#### Exercise details:
Beginning with the line containing "Serialize everything readable" and ending with the last line, repeat the records exactly.

··········

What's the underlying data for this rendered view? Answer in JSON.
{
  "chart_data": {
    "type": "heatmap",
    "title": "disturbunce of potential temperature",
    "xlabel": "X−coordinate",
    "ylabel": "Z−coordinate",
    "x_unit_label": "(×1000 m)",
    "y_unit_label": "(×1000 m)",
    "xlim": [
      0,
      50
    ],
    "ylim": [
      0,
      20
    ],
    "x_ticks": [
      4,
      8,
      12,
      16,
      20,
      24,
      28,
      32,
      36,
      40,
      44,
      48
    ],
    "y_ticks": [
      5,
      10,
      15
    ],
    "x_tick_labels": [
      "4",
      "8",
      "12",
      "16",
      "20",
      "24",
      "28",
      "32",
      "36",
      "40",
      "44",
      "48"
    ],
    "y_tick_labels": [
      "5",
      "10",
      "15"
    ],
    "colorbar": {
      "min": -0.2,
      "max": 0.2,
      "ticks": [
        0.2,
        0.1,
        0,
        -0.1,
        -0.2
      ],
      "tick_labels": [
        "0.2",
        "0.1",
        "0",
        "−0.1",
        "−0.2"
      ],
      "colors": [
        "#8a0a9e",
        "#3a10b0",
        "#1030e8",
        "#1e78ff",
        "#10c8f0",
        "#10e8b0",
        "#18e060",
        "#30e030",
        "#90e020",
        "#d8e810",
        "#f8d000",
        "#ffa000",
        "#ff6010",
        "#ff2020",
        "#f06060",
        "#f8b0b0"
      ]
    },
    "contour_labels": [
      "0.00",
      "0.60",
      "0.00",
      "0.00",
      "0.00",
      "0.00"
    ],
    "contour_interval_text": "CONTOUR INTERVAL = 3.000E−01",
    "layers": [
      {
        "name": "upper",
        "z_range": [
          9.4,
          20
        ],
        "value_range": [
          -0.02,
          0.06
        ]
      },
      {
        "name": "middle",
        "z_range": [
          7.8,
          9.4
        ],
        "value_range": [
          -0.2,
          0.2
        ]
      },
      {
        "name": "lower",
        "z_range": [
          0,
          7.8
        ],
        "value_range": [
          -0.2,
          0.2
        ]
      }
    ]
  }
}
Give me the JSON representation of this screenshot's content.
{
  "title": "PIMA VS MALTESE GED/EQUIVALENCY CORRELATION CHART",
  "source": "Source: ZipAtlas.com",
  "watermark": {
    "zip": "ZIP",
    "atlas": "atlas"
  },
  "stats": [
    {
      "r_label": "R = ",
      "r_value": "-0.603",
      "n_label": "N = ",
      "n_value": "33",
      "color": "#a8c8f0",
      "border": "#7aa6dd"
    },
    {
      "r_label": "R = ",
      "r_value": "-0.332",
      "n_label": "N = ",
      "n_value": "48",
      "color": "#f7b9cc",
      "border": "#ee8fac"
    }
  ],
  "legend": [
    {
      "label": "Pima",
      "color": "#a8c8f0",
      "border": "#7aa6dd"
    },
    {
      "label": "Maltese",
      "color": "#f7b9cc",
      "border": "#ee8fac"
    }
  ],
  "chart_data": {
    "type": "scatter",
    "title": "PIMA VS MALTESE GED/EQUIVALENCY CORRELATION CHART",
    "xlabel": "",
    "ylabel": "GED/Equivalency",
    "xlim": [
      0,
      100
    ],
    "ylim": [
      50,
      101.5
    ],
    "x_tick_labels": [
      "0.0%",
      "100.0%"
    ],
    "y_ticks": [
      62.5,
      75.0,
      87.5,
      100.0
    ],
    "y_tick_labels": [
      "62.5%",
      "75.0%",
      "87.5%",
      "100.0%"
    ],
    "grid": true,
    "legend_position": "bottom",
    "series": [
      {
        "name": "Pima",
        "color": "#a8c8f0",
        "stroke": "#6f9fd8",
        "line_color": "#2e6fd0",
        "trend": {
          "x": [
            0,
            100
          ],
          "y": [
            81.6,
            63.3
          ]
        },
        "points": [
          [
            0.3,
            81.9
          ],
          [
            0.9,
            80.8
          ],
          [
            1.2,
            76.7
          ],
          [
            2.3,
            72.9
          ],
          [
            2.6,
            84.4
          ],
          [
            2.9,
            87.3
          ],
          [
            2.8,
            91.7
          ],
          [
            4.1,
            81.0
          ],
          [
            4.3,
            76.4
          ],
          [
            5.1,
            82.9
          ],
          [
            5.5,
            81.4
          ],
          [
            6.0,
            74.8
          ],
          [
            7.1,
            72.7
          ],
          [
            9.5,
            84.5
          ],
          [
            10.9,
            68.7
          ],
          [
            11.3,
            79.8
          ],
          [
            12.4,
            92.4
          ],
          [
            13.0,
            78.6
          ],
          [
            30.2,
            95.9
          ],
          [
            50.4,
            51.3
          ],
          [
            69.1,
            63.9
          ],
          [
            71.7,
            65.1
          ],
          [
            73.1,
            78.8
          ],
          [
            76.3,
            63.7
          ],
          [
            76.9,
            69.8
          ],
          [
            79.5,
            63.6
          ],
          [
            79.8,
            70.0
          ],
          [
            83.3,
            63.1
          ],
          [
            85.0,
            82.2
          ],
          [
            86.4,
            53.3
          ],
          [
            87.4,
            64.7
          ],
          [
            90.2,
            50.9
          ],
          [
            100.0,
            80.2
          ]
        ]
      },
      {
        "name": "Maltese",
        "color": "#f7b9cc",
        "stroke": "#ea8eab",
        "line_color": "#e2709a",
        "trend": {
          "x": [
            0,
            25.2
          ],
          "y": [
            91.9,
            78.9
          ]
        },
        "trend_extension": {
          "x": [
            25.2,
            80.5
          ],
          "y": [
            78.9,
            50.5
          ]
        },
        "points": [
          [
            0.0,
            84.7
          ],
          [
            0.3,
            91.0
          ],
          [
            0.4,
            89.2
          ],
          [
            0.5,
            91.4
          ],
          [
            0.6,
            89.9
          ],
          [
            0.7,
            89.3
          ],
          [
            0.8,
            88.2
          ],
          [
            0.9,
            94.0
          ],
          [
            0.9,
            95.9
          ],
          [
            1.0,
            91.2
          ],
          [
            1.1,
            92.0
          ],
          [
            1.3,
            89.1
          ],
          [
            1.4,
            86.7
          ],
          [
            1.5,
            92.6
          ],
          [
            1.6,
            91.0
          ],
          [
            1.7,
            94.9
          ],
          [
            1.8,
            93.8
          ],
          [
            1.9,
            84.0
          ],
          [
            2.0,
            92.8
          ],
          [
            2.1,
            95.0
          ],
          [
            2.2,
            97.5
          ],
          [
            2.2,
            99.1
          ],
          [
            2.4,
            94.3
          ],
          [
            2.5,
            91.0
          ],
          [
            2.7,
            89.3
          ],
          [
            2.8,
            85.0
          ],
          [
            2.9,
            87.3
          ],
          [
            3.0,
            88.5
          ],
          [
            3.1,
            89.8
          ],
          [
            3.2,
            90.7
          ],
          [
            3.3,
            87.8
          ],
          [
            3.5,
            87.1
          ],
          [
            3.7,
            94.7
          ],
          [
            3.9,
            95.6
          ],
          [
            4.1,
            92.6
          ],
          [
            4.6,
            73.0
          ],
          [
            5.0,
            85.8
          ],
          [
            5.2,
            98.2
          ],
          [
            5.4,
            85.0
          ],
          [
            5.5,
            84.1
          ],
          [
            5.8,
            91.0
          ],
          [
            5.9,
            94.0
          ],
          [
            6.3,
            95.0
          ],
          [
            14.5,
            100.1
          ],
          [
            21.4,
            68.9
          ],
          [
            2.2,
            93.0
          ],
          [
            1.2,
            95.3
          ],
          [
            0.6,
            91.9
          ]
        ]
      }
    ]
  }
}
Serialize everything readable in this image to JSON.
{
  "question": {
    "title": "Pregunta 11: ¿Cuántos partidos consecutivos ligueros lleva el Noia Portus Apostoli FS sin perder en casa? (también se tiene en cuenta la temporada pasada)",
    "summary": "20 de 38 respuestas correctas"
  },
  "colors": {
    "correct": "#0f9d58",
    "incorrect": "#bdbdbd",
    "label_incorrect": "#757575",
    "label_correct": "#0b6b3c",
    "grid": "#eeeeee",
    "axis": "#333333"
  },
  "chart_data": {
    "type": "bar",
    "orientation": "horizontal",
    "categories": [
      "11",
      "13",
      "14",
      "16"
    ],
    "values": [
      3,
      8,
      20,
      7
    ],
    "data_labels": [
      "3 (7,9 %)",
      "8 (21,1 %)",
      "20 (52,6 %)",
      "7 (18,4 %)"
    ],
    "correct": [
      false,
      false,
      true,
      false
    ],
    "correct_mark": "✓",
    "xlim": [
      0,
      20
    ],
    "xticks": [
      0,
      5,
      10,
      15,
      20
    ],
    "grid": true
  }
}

··········

#### Output below:
Serialize everything readable in this image to JSON.
{
  "question": {
    "title": "Pregunta 11: ¿Cuántos partidos consecutivos ligueros lleva el Noia Portus Apostoli FS sin perder en casa? (también se tiene en cuenta la temporada pasada)",
    "summary": "20 de 38 respuestas correctas"
  },
  "colors": {
    "correct": "#0f9d58",
    "incorrect": "#bdbdbd",
    "label_incorrect": "#757575",
    "label_correct": "#0b6b3c",
    "grid": "#eeeeee",
    "axis": "#333333"
  },
  "chart_data": {
    "type": "bar",
    "orientation": "horizontal",
    "categories": [
      "11",
      "13",
      "14",
      "16"
    ],
    "values": [
      3,
      8,
      20,
      7
    ],
    "data_labels": [
      "3 (7,9 %)",
      "8 (21,1 %)",
      "20 (52,6 %)",
      "7 (18,4 %)"
    ],
    "correct": [
      false,
      false,
      true,
      false
    ],
    "correct_mark": "✓",
    "xlim": [
      0,
      20
    ],
    "xticks": [
      0,
      5,
      10,
      15,
      20
    ],
    "grid": true
  }
}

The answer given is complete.